Work to complete
Rewrite the part of the entries that opens at their start and closes with the line containing "- chevron-down-icon[interactable]: [540, 168, 584, 190]", changing every "negative-points-badge" to "demerit-badge" and leaving all else unchanged.

Data entries
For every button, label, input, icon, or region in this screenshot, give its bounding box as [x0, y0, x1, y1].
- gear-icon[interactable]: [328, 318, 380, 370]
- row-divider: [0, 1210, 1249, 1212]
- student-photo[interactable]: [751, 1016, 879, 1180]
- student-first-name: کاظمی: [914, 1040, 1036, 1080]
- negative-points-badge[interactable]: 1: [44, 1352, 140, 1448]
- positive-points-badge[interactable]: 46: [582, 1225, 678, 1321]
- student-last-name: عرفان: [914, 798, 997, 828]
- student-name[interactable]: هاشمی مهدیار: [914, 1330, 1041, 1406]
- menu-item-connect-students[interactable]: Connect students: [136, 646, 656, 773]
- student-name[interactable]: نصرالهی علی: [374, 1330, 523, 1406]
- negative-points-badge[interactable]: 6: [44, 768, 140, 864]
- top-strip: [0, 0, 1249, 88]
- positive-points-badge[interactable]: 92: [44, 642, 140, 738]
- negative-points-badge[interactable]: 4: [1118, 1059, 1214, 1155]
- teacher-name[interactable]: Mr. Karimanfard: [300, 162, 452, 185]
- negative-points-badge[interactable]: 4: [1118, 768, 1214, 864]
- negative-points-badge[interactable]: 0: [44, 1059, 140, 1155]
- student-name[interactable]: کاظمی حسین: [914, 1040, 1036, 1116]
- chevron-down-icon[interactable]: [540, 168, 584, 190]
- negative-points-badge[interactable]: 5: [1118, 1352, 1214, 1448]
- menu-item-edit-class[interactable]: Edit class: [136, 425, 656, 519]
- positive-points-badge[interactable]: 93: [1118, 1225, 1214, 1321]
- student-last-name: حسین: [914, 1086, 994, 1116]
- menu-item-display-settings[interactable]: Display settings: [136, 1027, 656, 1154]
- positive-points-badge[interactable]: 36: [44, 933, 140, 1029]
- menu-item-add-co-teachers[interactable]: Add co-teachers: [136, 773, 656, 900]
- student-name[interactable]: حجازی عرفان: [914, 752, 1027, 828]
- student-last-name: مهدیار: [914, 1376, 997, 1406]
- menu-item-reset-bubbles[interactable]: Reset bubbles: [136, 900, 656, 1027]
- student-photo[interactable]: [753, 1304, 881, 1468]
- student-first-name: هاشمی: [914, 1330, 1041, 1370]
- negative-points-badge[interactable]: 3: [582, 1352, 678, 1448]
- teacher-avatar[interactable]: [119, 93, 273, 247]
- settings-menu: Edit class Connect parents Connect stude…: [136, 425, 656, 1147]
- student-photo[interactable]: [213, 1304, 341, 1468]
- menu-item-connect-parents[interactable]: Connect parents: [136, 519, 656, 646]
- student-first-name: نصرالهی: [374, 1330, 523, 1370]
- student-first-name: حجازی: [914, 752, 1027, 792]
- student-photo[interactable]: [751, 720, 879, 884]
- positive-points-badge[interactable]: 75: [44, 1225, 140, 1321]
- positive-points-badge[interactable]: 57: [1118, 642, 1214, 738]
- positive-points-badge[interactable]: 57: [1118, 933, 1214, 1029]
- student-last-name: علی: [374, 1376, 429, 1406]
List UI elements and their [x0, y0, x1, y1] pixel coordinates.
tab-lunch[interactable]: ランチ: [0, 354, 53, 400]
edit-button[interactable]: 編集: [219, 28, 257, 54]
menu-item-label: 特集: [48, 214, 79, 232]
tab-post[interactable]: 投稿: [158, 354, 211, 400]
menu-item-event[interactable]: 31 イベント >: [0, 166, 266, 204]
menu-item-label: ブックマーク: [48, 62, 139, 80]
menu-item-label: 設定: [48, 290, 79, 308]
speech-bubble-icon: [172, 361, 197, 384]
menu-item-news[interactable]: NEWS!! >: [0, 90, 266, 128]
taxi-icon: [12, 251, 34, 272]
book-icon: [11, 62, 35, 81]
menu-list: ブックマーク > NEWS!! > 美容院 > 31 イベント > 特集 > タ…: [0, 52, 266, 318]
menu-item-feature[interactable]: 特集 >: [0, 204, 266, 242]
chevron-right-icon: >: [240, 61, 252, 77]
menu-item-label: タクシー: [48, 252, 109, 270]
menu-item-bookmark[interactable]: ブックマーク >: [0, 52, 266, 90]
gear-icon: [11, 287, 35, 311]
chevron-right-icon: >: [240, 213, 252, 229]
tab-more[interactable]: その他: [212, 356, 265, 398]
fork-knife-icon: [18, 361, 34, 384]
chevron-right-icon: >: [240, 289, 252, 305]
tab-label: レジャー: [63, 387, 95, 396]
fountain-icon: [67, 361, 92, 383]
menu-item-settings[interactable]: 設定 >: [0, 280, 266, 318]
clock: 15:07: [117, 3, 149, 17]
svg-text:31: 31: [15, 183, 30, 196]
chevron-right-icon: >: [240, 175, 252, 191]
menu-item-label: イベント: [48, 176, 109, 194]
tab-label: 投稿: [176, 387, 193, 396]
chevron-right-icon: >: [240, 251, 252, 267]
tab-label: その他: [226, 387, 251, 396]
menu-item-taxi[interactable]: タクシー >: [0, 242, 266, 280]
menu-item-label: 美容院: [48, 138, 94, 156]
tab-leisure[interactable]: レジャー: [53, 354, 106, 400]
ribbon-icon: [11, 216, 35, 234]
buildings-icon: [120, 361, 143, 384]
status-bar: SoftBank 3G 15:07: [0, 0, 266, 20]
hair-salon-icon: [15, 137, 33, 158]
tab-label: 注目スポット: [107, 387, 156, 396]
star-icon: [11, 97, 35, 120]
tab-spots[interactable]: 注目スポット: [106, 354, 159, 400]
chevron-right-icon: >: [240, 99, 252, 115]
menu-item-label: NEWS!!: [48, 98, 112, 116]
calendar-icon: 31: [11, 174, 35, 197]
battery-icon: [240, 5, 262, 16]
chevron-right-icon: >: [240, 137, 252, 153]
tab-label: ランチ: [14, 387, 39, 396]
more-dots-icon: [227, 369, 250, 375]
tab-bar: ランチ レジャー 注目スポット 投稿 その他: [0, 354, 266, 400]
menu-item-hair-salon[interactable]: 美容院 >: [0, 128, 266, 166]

Response to the task
For every button, label, input, icon, or region in this screenshot, give its bounding box as [x0, y0, x1, y1].
- gear-icon[interactable]: [328, 318, 380, 370]
- row-divider: [0, 1210, 1249, 1212]
- student-photo[interactable]: [751, 1016, 879, 1180]
- student-first-name: کاظمی: [914, 1040, 1036, 1080]
- demerit-badge[interactable]: 1: [44, 1352, 140, 1448]
- positive-points-badge[interactable]: 46: [582, 1225, 678, 1321]
- student-last-name: عرفان: [914, 798, 997, 828]
- student-name[interactable]: هاشمی مهدیار: [914, 1330, 1041, 1406]
- menu-item-connect-students[interactable]: Connect students: [136, 646, 656, 773]
- student-name[interactable]: نصرالهی علی: [374, 1330, 523, 1406]
- demerit-badge[interactable]: 6: [44, 768, 140, 864]
- top-strip: [0, 0, 1249, 88]
- positive-points-badge[interactable]: 92: [44, 642, 140, 738]
- demerit-badge[interactable]: 4: [1118, 1059, 1214, 1155]
- teacher-name[interactable]: Mr. Karimanfard: [300, 162, 452, 185]
- demerit-badge[interactable]: 4: [1118, 768, 1214, 864]
- demerit-badge[interactable]: 0: [44, 1059, 140, 1155]
- student-name[interactable]: کاظمی حسین: [914, 1040, 1036, 1116]
- chevron-down-icon[interactable]: [540, 168, 584, 190]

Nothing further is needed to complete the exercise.